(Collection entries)
* Begin *
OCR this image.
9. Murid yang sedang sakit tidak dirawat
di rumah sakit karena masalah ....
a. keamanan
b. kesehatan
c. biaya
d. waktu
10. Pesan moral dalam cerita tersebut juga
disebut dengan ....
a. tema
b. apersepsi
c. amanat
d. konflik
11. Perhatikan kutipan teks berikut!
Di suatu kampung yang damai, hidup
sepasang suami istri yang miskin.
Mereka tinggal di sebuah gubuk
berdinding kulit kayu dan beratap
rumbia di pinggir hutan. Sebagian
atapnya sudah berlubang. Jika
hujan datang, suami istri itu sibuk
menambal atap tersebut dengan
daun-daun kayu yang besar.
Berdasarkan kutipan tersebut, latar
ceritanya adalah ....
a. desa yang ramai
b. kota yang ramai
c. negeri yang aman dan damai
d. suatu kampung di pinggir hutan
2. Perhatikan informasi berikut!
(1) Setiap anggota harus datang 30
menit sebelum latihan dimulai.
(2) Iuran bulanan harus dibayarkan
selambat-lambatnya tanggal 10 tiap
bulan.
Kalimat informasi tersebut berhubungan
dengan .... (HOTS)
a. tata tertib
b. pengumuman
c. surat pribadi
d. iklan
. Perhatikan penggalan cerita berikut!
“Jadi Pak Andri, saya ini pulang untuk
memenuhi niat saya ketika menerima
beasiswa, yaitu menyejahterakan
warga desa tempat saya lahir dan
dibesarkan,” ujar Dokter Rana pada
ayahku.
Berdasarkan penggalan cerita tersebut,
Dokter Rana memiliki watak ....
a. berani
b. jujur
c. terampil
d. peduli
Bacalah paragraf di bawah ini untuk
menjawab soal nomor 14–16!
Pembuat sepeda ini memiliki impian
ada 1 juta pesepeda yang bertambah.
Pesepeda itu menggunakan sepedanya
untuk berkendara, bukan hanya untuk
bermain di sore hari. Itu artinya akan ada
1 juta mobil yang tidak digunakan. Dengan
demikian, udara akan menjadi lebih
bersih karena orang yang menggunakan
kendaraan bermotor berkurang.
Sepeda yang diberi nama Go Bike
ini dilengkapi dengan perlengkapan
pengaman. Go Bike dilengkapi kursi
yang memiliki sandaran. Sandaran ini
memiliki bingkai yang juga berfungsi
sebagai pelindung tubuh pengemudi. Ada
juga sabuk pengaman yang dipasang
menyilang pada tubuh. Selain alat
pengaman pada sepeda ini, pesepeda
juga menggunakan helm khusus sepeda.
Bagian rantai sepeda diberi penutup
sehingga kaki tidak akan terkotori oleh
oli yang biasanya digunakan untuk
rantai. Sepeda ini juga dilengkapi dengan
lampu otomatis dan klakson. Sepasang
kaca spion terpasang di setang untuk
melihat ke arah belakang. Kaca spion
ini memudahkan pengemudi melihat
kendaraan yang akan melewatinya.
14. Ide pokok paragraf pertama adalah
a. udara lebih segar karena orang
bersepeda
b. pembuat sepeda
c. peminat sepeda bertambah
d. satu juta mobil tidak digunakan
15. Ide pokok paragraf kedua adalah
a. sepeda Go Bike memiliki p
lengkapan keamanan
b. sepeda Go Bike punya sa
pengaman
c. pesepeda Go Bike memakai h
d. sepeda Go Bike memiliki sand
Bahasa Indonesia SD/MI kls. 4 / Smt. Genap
* End *
#### Requirement
Take the records above and return them exactly as written.

#### Result
OCR this image.
9. Murid yang sedang sakit tidak dirawat
di rumah sakit karena masalah ....
a. keamanan
b. kesehatan
c. biaya
d. waktu
10. Pesan moral dalam cerita tersebut juga
disebut dengan ....
a. tema
b. apersepsi
c. amanat
d. konflik
11. Perhatikan kutipan teks berikut!
Di suatu kampung yang damai, hidup
sepasang suami istri yang miskin.
Mereka tinggal di sebuah gubuk
berdinding kulit kayu dan beratap
rumbia di pinggir hutan. Sebagian
atapnya sudah berlubang. Jika
hujan datang, suami istri itu sibuk
menambal atap tersebut dengan
daun-daun kayu yang besar.
Berdasarkan kutipan tersebut, latar
ceritanya adalah ....
a. desa yang ramai
b. kota yang ramai
c. negeri yang aman dan damai
d. suatu kampung di pinggir hutan
2. Perhatikan informasi berikut!
(1) Setiap anggota harus datang 30
menit sebelum latihan dimulai.
(2) Iuran bulanan harus dibayarkan
selambat-lambatnya tanggal 10 tiap
bulan.
Kalimat informasi tersebut berhubungan
dengan .... (HOTS)
a. tata tertib
b. pengumuman
c. surat pribadi
d. iklan
. Perhatikan penggalan cerita berikut!
“Jadi Pak Andri, saya ini pulang untuk
memenuhi niat saya ketika menerima
beasiswa, yaitu menyejahterakan
warga desa tempat saya lahir dan
dibesarkan,” ujar Dokter Rana pada
ayahku.
Berdasarkan penggalan cerita tersebut,
Dokter Rana memiliki watak ....
a. berani
b. jujur
c. terampil
d. peduli
Bacalah paragraf di bawah ini untuk
menjawab soal nomor 14–16!
Pembuat sepeda ini memiliki impian
ada 1 juta pesepeda yang bertambah.
Pesepeda itu menggunakan sepedanya
untuk berkendara, bukan hanya untuk
bermain di sore hari. Itu artinya akan ada
1 juta mobil yang tidak digunakan. Dengan
demikian, udara akan menjadi lebih
bersih karena orang yang menggunakan
kendaraan bermotor berkurang.
Sepeda yang diberi nama Go Bike
ini dilengkapi dengan perlengkapan
pengaman. Go Bike dilengkapi kursi
yang memiliki sandaran. Sandaran ini
memiliki bingkai yang juga berfungsi
sebagai pelindung tubuh pengemudi. Ada
juga sabuk pengaman yang dipasang
menyilang pada tubuh. Selain alat
pengaman pada sepeda ini, pesepeda
juga menggunakan helm khusus sepeda.
Bagian rantai sepeda diberi penutup
sehingga kaki tidak akan terkotori oleh
oli yang biasanya digunakan untuk
rantai. Sepeda ini juga dilengkapi dengan
lampu otomatis dan klakson. Sepasang
kaca spion terpasang di setang untuk
melihat ke arah belakang. Kaca spion
ini memudahkan pengemudi melihat
kendaraan yang akan melewatinya.
14. Ide pokok paragraf pertama adalah
a. udara lebih segar karena orang
bersepeda
b. pembuat sepeda
c. peminat sepeda bertambah
d. satu juta mobil tidak digunakan
15. Ide pokok paragraf kedua adalah
a. sepeda Go Bike memiliki p
lengkapan keamanan
b. sepeda Go Bike punya sa
pengaman
c. pesepeda Go Bike memakai h
d. sepeda Go Bike memiliki sand
Bahasa Indonesia SD/MI kls. 4 / Smt. Genap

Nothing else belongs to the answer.